▶ _THE EXERCISE_:
Rewrite every line of the records below as a numbered list, leaving out any blank lines.

=== RECORDS SHOWN ===

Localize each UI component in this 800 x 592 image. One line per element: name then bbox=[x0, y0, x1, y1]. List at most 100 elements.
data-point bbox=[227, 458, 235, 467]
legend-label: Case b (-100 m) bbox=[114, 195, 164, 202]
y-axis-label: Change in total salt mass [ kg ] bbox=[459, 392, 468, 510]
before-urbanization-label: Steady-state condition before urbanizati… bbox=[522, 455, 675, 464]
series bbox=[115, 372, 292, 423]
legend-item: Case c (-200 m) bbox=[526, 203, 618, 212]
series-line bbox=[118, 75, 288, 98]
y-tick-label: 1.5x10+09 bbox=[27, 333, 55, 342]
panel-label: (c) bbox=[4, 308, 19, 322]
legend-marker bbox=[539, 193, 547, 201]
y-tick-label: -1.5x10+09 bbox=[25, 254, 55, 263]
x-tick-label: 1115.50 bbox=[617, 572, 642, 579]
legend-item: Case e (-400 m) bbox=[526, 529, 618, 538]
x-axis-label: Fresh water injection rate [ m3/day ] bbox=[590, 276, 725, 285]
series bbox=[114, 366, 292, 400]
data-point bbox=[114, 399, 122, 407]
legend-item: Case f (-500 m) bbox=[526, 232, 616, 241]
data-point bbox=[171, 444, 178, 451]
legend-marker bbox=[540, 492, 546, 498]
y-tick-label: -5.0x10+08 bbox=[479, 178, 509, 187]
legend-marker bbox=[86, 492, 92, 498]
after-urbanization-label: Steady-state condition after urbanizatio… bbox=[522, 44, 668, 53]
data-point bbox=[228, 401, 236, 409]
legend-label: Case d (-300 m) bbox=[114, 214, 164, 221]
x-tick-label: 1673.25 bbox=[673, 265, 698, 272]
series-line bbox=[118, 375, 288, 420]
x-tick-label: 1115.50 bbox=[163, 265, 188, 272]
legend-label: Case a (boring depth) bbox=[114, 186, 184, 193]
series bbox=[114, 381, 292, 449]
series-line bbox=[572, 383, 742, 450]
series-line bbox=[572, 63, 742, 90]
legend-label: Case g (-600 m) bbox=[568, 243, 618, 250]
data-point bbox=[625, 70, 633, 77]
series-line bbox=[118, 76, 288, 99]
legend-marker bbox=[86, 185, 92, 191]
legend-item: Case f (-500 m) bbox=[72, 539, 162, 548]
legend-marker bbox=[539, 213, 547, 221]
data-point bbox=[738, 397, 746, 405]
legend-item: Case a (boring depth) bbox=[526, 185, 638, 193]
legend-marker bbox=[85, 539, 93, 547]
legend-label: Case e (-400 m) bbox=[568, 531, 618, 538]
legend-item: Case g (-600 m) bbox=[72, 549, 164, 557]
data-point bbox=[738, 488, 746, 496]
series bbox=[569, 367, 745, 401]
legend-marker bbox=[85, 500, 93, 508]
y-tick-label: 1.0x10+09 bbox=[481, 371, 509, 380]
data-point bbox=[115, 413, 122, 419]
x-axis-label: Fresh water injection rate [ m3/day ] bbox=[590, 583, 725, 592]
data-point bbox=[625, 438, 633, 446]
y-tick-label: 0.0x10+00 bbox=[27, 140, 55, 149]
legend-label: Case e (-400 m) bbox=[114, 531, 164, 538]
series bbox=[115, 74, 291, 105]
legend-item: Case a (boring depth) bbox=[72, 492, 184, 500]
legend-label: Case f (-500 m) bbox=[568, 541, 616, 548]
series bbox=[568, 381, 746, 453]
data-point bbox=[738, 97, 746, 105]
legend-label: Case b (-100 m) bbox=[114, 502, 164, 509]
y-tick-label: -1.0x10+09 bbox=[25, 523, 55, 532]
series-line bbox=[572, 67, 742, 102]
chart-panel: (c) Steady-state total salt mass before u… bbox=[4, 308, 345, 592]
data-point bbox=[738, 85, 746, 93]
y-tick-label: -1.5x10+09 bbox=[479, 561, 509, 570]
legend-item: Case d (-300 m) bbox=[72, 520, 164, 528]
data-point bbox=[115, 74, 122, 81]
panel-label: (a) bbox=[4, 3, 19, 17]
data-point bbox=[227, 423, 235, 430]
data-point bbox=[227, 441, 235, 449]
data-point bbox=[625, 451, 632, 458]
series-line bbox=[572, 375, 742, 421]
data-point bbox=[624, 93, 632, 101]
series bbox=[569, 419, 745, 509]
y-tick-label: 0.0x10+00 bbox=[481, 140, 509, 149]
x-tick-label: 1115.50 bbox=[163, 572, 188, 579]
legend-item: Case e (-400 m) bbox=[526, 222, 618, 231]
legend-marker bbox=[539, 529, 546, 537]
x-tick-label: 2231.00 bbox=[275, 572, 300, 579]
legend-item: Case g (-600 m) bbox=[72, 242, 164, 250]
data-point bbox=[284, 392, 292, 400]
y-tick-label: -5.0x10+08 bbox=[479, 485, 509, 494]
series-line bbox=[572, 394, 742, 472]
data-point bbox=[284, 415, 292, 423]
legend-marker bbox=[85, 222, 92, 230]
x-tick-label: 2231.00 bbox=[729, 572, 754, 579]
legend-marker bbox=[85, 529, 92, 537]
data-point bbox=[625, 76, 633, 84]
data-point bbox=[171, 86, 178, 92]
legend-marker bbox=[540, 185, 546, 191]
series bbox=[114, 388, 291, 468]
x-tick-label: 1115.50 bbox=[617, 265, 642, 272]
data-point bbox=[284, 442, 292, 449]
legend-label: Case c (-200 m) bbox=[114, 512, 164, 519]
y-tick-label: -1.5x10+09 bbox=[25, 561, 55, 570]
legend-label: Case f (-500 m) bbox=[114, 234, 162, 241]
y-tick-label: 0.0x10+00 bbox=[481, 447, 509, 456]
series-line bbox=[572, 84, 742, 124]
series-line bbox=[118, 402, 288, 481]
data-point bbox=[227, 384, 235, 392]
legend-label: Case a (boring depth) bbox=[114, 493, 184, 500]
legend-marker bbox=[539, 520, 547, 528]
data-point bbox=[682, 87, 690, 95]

===

▶ _SOLUTION TO THIS EXERCISE_:
1. Localize each UI component in this 800 x 592 image. One line per element: name then bbox=[x0, y0, x1, y1]. List at most 100 elements.
2. data-point bbox=[227, 458, 235, 467]
3. legend-label: Case b (-100 m) bbox=[114, 195, 164, 202]
4. y-axis-label: Change in total salt mass [ kg ] bbox=[459, 392, 468, 510]
5. before-urbanization-label: Steady-state condition before urbanizati… bbox=[522, 455, 675, 464]
6. series bbox=[115, 372, 292, 423]
7. legend-item: Case c (-200 m) bbox=[526, 203, 618, 212]
8. series-line bbox=[118, 75, 288, 98]
9. y-tick-label: 1.5x10+09 bbox=[27, 333, 55, 342]
10. panel-label: (c) bbox=[4, 308, 19, 322]
11. legend-marker bbox=[539, 193, 547, 201]
12. y-tick-label: -1.5x10+09 bbox=[25, 254, 55, 263]
13. x-tick-label: 1115.50 bbox=[617, 572, 642, 579]
14. legend-item: Case e (-400 m) bbox=[526, 529, 618, 538]
15. x-axis-label: Fresh water injection rate [ m3/day ] bbox=[590, 276, 725, 285]
16. series bbox=[114, 366, 292, 400]
17. data-point bbox=[114, 399, 122, 407]
18. legend-item: Case f (-500 m) bbox=[526, 232, 616, 241]
19. data-point bbox=[171, 444, 178, 451]
20. legend-marker bbox=[540, 492, 546, 498]
21. y-tick-label: -5.0x10+08 bbox=[479, 178, 509, 187]
22. legend-marker bbox=[86, 492, 92, 498]
23. after-urbanization-label: Steady-state condition after urbanizatio… bbox=[522, 44, 668, 53]
24. data-point bbox=[228, 401, 236, 409]
25. legend-label: Case d (-300 m) bbox=[114, 214, 164, 221]
26. x-tick-label: 1673.25 bbox=[673, 265, 698, 272]
27. series-line bbox=[118, 375, 288, 420]
28. x-tick-label: 1115.50 bbox=[163, 265, 188, 272]
29. legend-label: Case a (boring depth) bbox=[114, 186, 184, 193]
30. series bbox=[114, 381, 292, 449]
31. series-line bbox=[572, 383, 742, 450]
32. series-line bbox=[572, 63, 742, 90]
33. legend-label: Case g (-600 m) bbox=[568, 243, 618, 250]
34. data-point bbox=[625, 70, 633, 77]
35. series-line bbox=[118, 76, 288, 99]
36. legend-marker bbox=[86, 185, 92, 191]
37. legend-item: Case f (-500 m) bbox=[72, 539, 162, 548]
38. legend-marker bbox=[539, 213, 547, 221]
39. data-point bbox=[738, 397, 746, 405]
40. legend-item: Case a (boring depth) bbox=[526, 185, 638, 193]
41. legend-marker bbox=[85, 539, 93, 547]
42. legend-label: Case e (-400 m) bbox=[568, 531, 618, 538]
43. legend-item: Case g (-600 m) bbox=[72, 549, 164, 557]
44. data-point bbox=[738, 488, 746, 496]
45. series bbox=[569, 367, 745, 401]
46. legend-marker bbox=[85, 500, 93, 508]
47. y-tick-label: 1.0x10+09 bbox=[481, 371, 509, 380]
48. data-point bbox=[115, 413, 122, 419]
49. x-axis-label: Fresh water injection rate [ m3/day ] bbox=[590, 583, 725, 592]
50. data-point bbox=[625, 438, 633, 446]
51. y-tick-label: 0.0x10+00 bbox=[27, 140, 55, 149]
52. legend-label: Case e (-400 m) bbox=[114, 531, 164, 538]
53. series bbox=[115, 74, 291, 105]
54. legend-item: Case a (boring depth) bbox=[72, 492, 184, 500]
55. legend-label: Case f (-500 m) bbox=[568, 541, 616, 548]
56. series bbox=[568, 381, 746, 453]
57. data-point bbox=[738, 97, 746, 105]
58. legend-label: Case b (-100 m) bbox=[114, 502, 164, 509]
59. y-tick-label: -1.0x10+09 bbox=[25, 523, 55, 532]
60. series-line bbox=[572, 67, 742, 102]
61. chart-panel: (c) Steady-state total salt mass before u… bbox=[4, 308, 345, 592]
62. data-point bbox=[738, 85, 746, 93]
63. y-tick-label: -1.5x10+09 bbox=[479, 561, 509, 570]
64. legend-item: Case d (-300 m) bbox=[72, 520, 164, 528]
65. data-point bbox=[115, 74, 122, 81]
66. panel-label: (a) bbox=[4, 3, 19, 17]
67. data-point bbox=[227, 423, 235, 430]
68. data-point bbox=[227, 441, 235, 449]
69. data-point bbox=[625, 451, 632, 458]
70. series-line bbox=[572, 375, 742, 421]
71. data-point bbox=[624, 93, 632, 101]
72. series bbox=[569, 419, 745, 509]
73. y-tick-label: 0.0x10+00 bbox=[481, 140, 509, 149]
74. x-tick-label: 1115.50 bbox=[163, 572, 188, 579]
75. legend-item: Case e (-400 m) bbox=[526, 222, 618, 231]
76. legend-marker bbox=[539, 529, 546, 537]
77. x-tick-label: 2231.00 bbox=[275, 572, 300, 579]
78. legend-item: Case g (-600 m) bbox=[72, 242, 164, 250]
79. data-point bbox=[284, 392, 292, 400]
80. y-tick-label: -5.0x10+08 bbox=[479, 485, 509, 494]
81. series-line bbox=[572, 394, 742, 472]
82. data-point bbox=[284, 415, 292, 423]
83. legend-marker bbox=[85, 222, 92, 230]
84. x-tick-label: 2231.00 bbox=[729, 572, 754, 579]
85. legend-marker bbox=[85, 529, 92, 537]
86. data-point bbox=[625, 76, 633, 84]
87. data-point bbox=[171, 86, 178, 92]
88. legend-marker bbox=[540, 185, 546, 191]
89. series bbox=[114, 388, 291, 468]
90. x-tick-label: 1115.50 bbox=[617, 265, 642, 272]
91. data-point bbox=[284, 442, 292, 449]
92. legend-label: Case c (-200 m) bbox=[114, 512, 164, 519]
93. y-tick-label: -1.5x10+09 bbox=[25, 561, 55, 570]
94. legend-label: Case f (-500 m) bbox=[114, 234, 162, 241]
95. y-tick-label: 0.0x10+00 bbox=[481, 447, 509, 456]
96. series-line bbox=[572, 84, 742, 124]
97. series-line bbox=[118, 402, 288, 481]
98. data-point bbox=[227, 384, 235, 392]
99. legend-label: Case a (boring depth) bbox=[114, 493, 184, 500]
100. legend-marker bbox=[539, 520, 547, 528]
101. data-point bbox=[682, 87, 690, 95]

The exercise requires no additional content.